* _Written request_
All lines holding the string "bets" are to be shown.

* _Material provided_

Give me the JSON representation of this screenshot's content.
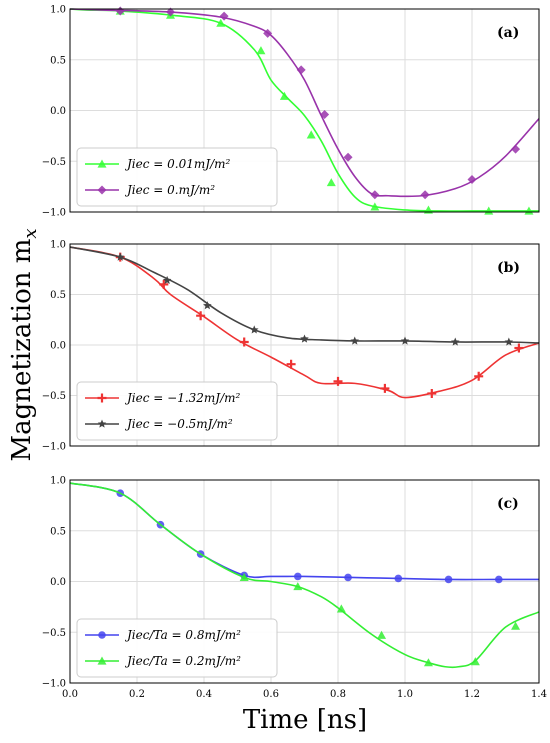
{
  "figure": {
    "ylabel": "Magnetization m",
    "ylabel_sub": "x",
    "xlabel": "Time [ns]"
  },
  "chart_data": [
    {
      "type": "line",
      "panel_label": "(a)",
      "xlim": [
        0,
        1.4
      ],
      "ylim": [
        -1,
        1
      ],
      "x_ticks": [
        "0.0",
        "0.2",
        "0.4",
        "0.6",
        "0.8",
        "1.0",
        "1.2",
        "1.4"
      ],
      "y_ticks": [
        "1.0",
        "0.5",
        "0.0",
        "−0.5",
        "−1.0"
      ],
      "y_tick_values": [
        1,
        0.5,
        0,
        -0.5,
        -1
      ],
      "grid": true,
      "legend_position": "bottom-left",
      "series": [
        {
          "name": "J_iec = 0.01mJ/m^2",
          "legend_label": "Jiec = 0.01mJ/m²",
          "color": "#33ff33",
          "marker": "triangle",
          "x": [
            0,
            0.05,
            0.15,
            0.3,
            0.45,
            0.55,
            0.6,
            0.65,
            0.7,
            0.75,
            0.8,
            0.85,
            0.9,
            1.0,
            1.1,
            1.2,
            1.3,
            1.4
          ],
          "y": [
            1.0,
            0.99,
            0.98,
            0.94,
            0.86,
            0.6,
            0.3,
            0.12,
            -0.05,
            -0.3,
            -0.62,
            -0.85,
            -0.94,
            -0.98,
            -0.99,
            -0.99,
            -0.99,
            -0.99
          ],
          "marker_x": [
            0.15,
            0.3,
            0.45,
            0.57,
            0.64,
            0.72,
            0.78,
            0.91,
            1.07,
            1.25,
            1.37
          ],
          "marker_y": [
            0.98,
            0.94,
            0.86,
            0.59,
            0.14,
            -0.24,
            -0.71,
            -0.95,
            -0.98,
            -0.99,
            -0.99
          ]
        },
        {
          "name": "J_iec = 0.mJ/m^2",
          "legend_label": "Jiec = 0.mJ/m²",
          "color": "#9933aa",
          "marker": "diamond",
          "x": [
            0,
            0.1,
            0.3,
            0.45,
            0.55,
            0.6,
            0.65,
            0.7,
            0.75,
            0.8,
            0.85,
            0.9,
            0.95,
            1.05,
            1.15,
            1.22,
            1.3,
            1.4
          ],
          "y": [
            1.0,
            0.99,
            0.97,
            0.92,
            0.83,
            0.74,
            0.55,
            0.3,
            -0.05,
            -0.38,
            -0.65,
            -0.82,
            -0.84,
            -0.84,
            -0.77,
            -0.66,
            -0.45,
            -0.08
          ],
          "marker_x": [
            0.15,
            0.3,
            0.46,
            0.59,
            0.69,
            0.76,
            0.83,
            0.91,
            1.06,
            1.2,
            1.33
          ],
          "marker_y": [
            0.98,
            0.97,
            0.93,
            0.76,
            0.4,
            -0.04,
            -0.46,
            -0.83,
            -0.83,
            -0.68,
            -0.38
          ]
        }
      ]
    },
    {
      "type": "line",
      "panel_label": "(b)",
      "xlim": [
        0,
        1.4
      ],
      "ylim": [
        -1,
        1
      ],
      "x_ticks": [
        "0.0",
        "0.2",
        "0.4",
        "0.6",
        "0.8",
        "1.0",
        "1.2",
        "1.4"
      ],
      "y_ticks": [
        "1.0",
        "0.5",
        "0.0",
        "−0.5",
        "−1.0"
      ],
      "y_tick_values": [
        1,
        0.5,
        0,
        -0.5,
        -1
      ],
      "grid": true,
      "legend_position": "bottom-left",
      "series": [
        {
          "name": "J_iec = -1.32mJ/m^2",
          "legend_label": "Jiec = −1.32mJ/m²",
          "color": "#ee3333",
          "marker": "plus",
          "x": [
            0,
            0.15,
            0.25,
            0.3,
            0.4,
            0.5,
            0.6,
            0.7,
            0.75,
            0.85,
            0.95,
            1.0,
            1.1,
            1.2,
            1.3,
            1.4
          ],
          "y": [
            0.97,
            0.87,
            0.66,
            0.5,
            0.28,
            0.05,
            -0.12,
            -0.3,
            -0.38,
            -0.38,
            -0.45,
            -0.52,
            -0.46,
            -0.35,
            -0.1,
            0.02
          ],
          "marker_x": [
            0.15,
            0.28,
            0.39,
            0.52,
            0.66,
            0.8,
            0.94,
            1.08,
            1.22,
            1.34
          ],
          "marker_y": [
            0.87,
            0.6,
            0.29,
            0.03,
            -0.19,
            -0.36,
            -0.43,
            -0.48,
            -0.31,
            -0.03
          ]
        },
        {
          "name": "J_iec = -0.5mJ/m^2",
          "legend_label": "Jiec = −0.5mJ/m²",
          "color": "#444444",
          "marker": "star",
          "x": [
            0,
            0.15,
            0.25,
            0.35,
            0.45,
            0.55,
            0.65,
            0.75,
            0.85,
            1.0,
            1.15,
            1.3,
            1.4
          ],
          "y": [
            0.97,
            0.87,
            0.72,
            0.55,
            0.32,
            0.15,
            0.07,
            0.05,
            0.04,
            0.04,
            0.03,
            0.03,
            0.02
          ],
          "marker_x": [
            0.15,
            0.29,
            0.41,
            0.55,
            0.7,
            0.85,
            1.0,
            1.15,
            1.31
          ],
          "marker_y": [
            0.87,
            0.64,
            0.39,
            0.15,
            0.06,
            0.04,
            0.04,
            0.03,
            0.03
          ]
        }
      ]
    },
    {
      "type": "line",
      "panel_label": "(c)",
      "xlim": [
        0,
        1.4
      ],
      "ylim": [
        -1,
        1
      ],
      "x_ticks": [
        "0.0",
        "0.2",
        "0.4",
        "0.6",
        "0.8",
        "1.0",
        "1.2",
        "1.4"
      ],
      "y_ticks": [
        "1.0",
        "0.5",
        "0.0",
        "−0.5",
        "−1.0"
      ],
      "y_tick_values": [
        1,
        0.5,
        0,
        -0.5,
        -1
      ],
      "grid": true,
      "legend_position": "bottom-left",
      "series": [
        {
          "name": "J_iec/Ta = 0.8mJ/m^2",
          "legend_label": "Jiec/Ta = 0.8mJ/m²",
          "color": "#4444ee",
          "marker": "circle",
          "x": [
            0,
            0.15,
            0.27,
            0.39,
            0.52,
            0.6,
            0.7,
            0.84,
            0.98,
            1.13,
            1.28,
            1.4
          ],
          "y": [
            0.97,
            0.87,
            0.56,
            0.27,
            0.06,
            0.05,
            0.05,
            0.04,
            0.03,
            0.02,
            0.02,
            0.02
          ],
          "marker_x": [
            0.15,
            0.27,
            0.39,
            0.52,
            0.68,
            0.83,
            0.98,
            1.13,
            1.28
          ],
          "marker_y": [
            0.87,
            0.56,
            0.27,
            0.06,
            0.05,
            0.04,
            0.03,
            0.02,
            0.02
          ]
        },
        {
          "name": "J_iec/Ta = 0.2mJ/m^2",
          "legend_label": "Jiec/Ta = 0.2mJ/m²",
          "color": "#33ee33",
          "marker": "triangle",
          "x": [
            0,
            0.15,
            0.27,
            0.39,
            0.52,
            0.6,
            0.68,
            0.75,
            0.8,
            0.9,
            1.0,
            1.07,
            1.12,
            1.16,
            1.21,
            1.3,
            1.4
          ],
          "y": [
            0.97,
            0.87,
            0.56,
            0.27,
            0.04,
            0.0,
            -0.05,
            -0.15,
            -0.26,
            -0.52,
            -0.72,
            -0.8,
            -0.84,
            -0.84,
            -0.78,
            -0.45,
            -0.3
          ],
          "marker_x": [
            0.52,
            0.68,
            0.81,
            0.93,
            1.07,
            1.21,
            1.33
          ],
          "marker_y": [
            0.04,
            -0.05,
            -0.27,
            -0.53,
            -0.8,
            -0.79,
            -0.44
          ]
        }
      ]
    }
  ]
}
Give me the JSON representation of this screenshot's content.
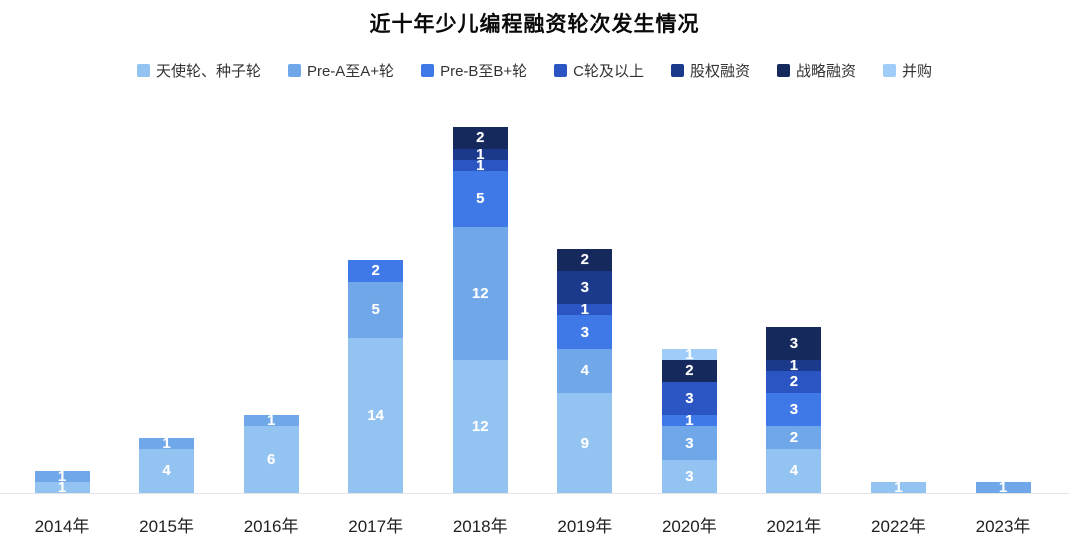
{
  "title": "近十年少儿编程融资轮次发生情况",
  "chart_data": {
    "type": "bar",
    "stacked": true,
    "title": "近十年少儿编程融资轮次发生情况",
    "xlabel": "",
    "ylabel": "",
    "ylim": [
      0,
      36
    ],
    "grid": false,
    "legend_position": "top",
    "value_labels": "inside-white",
    "categories": [
      "2014年",
      "2015年",
      "2016年",
      "2017年",
      "2018年",
      "2019年",
      "2020年",
      "2021年",
      "2022年",
      "2023年"
    ],
    "series": [
      {
        "name": "天使轮、种子轮",
        "color": "#93C3F1",
        "values": [
          1,
          4,
          6,
          14,
          12,
          9,
          3,
          4,
          1,
          0
        ]
      },
      {
        "name": "Pre-A至A+轮",
        "color": "#6FA7E9",
        "values": [
          1,
          1,
          1,
          5,
          12,
          4,
          3,
          2,
          0,
          1
        ]
      },
      {
        "name": "Pre-B至B+轮",
        "color": "#3F79E8",
        "values": [
          0,
          0,
          0,
          2,
          5,
          3,
          1,
          3,
          0,
          0
        ]
      },
      {
        "name": "C轮及以上",
        "color": "#2A55C2",
        "values": [
          0,
          0,
          0,
          0,
          1,
          1,
          3,
          2,
          0,
          0
        ]
      },
      {
        "name": "股权融资",
        "color": "#1C3A8C",
        "values": [
          0,
          0,
          0,
          0,
          1,
          3,
          0,
          1,
          0,
          0
        ]
      },
      {
        "name": "战略融资",
        "color": "#16295C",
        "values": [
          0,
          0,
          0,
          0,
          2,
          2,
          2,
          3,
          0,
          0
        ]
      },
      {
        "name": "并购",
        "color": "#9FCCF8",
        "values": [
          0,
          0,
          0,
          0,
          0,
          0,
          1,
          0,
          0,
          0
        ]
      }
    ],
    "totals": [
      2,
      5,
      7,
      21,
      33,
      22,
      13,
      15,
      1,
      1
    ]
  }
}
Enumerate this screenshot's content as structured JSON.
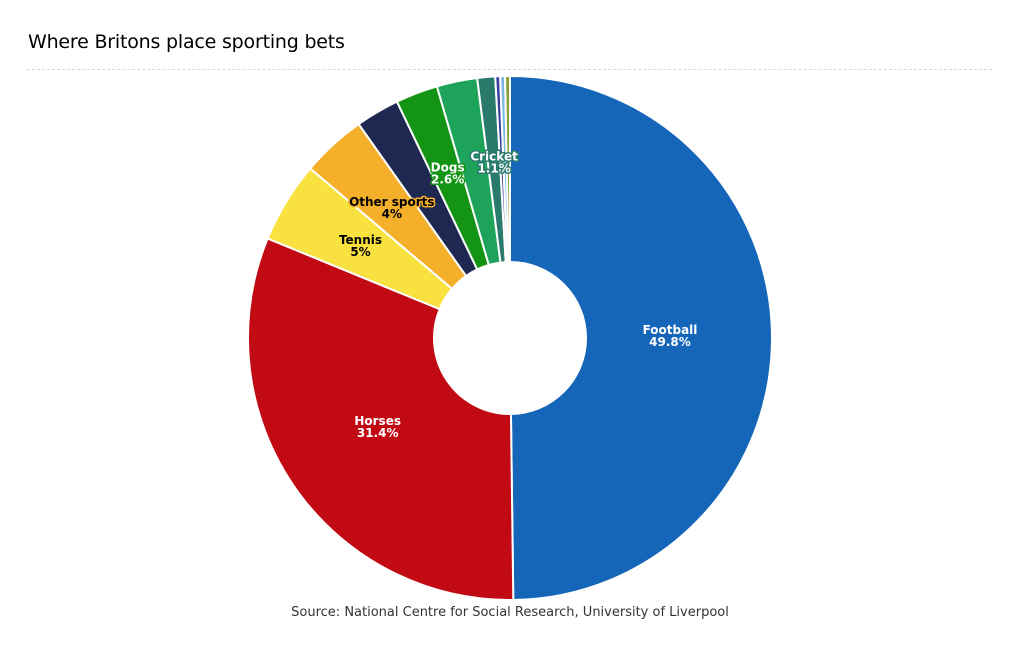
{
  "title": "Where Britons place sporting bets",
  "source": "Source: National Centre for Social Research, University of Liverpool",
  "chart_data": {
    "type": "pie",
    "donut": true,
    "title": "Where Britons place sporting bets",
    "unit": "%",
    "slices": [
      {
        "name": "Football",
        "value": 49.8,
        "value_label": "49.8%",
        "color": "#1565b8",
        "label_color": "#ffffff",
        "show_label": true
      },
      {
        "name": "Horses",
        "value": 31.4,
        "value_label": "31.4%",
        "color": "#c20a14",
        "label_color": "#ffffff",
        "show_label": true
      },
      {
        "name": "Tennis",
        "value": 5,
        "value_label": "5%",
        "color": "#f9e23f",
        "label_color": "#000000",
        "show_label": true
      },
      {
        "name": "Other sports",
        "value": 4,
        "value_label": "4%",
        "color": "#f5b02b",
        "label_color": "#000000",
        "show_label": true
      },
      {
        "name": "",
        "value": 2.7,
        "value_label": "",
        "color": "#1e2850",
        "label_color": "#ffffff",
        "show_label": false
      },
      {
        "name": "Dogs",
        "value": 2.6,
        "value_label": "2.6%",
        "color": "#149414",
        "label_color": "#ffffff",
        "show_label": true
      },
      {
        "name": "",
        "value": 2.5,
        "value_label": "",
        "color": "#1ea35a",
        "label_color": "#ffffff",
        "show_label": false
      },
      {
        "name": "Cricket",
        "value": 1.1,
        "value_label": "1.1%",
        "color": "#2a7a6c",
        "label_color": "#ffffff",
        "show_label": true
      },
      {
        "name": "",
        "value": 0.3,
        "value_label": "",
        "color": "#3b3f9c",
        "label_color": "#ffffff",
        "show_label": false
      },
      {
        "name": "",
        "value": 0.3,
        "value_label": "",
        "color": "#7ab8e0",
        "label_color": "#ffffff",
        "show_label": false
      },
      {
        "name": "",
        "value": 0.3,
        "value_label": "",
        "color": "#8aa03a",
        "label_color": "#ffffff",
        "show_label": false
      }
    ]
  }
}
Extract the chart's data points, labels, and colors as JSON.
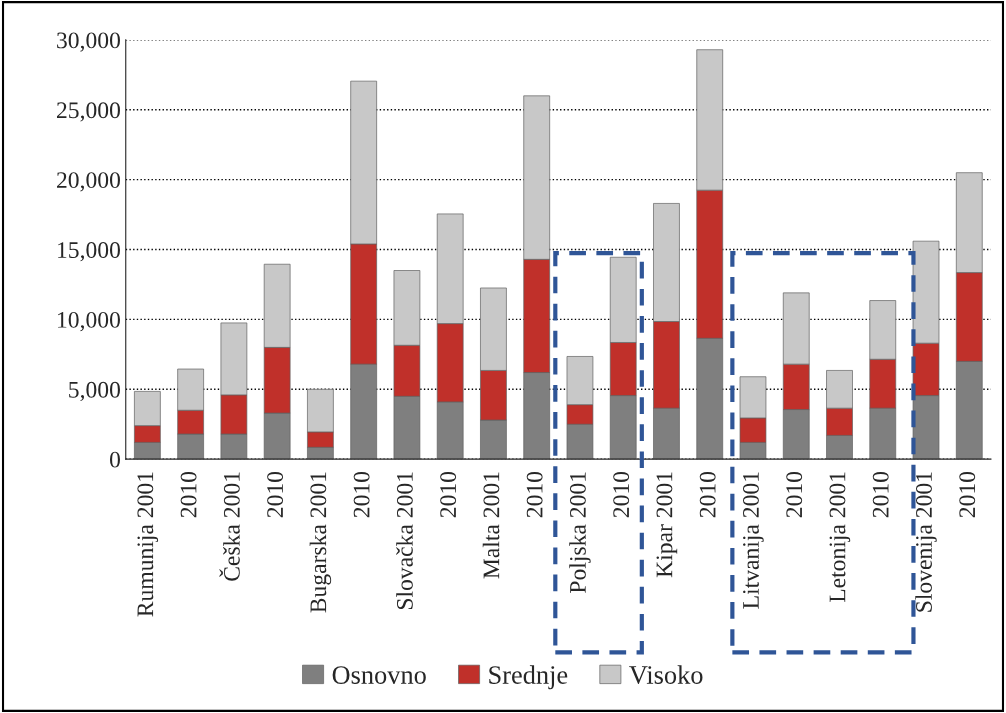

* _Complete answer_
  "title": "Where Britons place sporting bets",
    "title": "Where Britons place sporting bets",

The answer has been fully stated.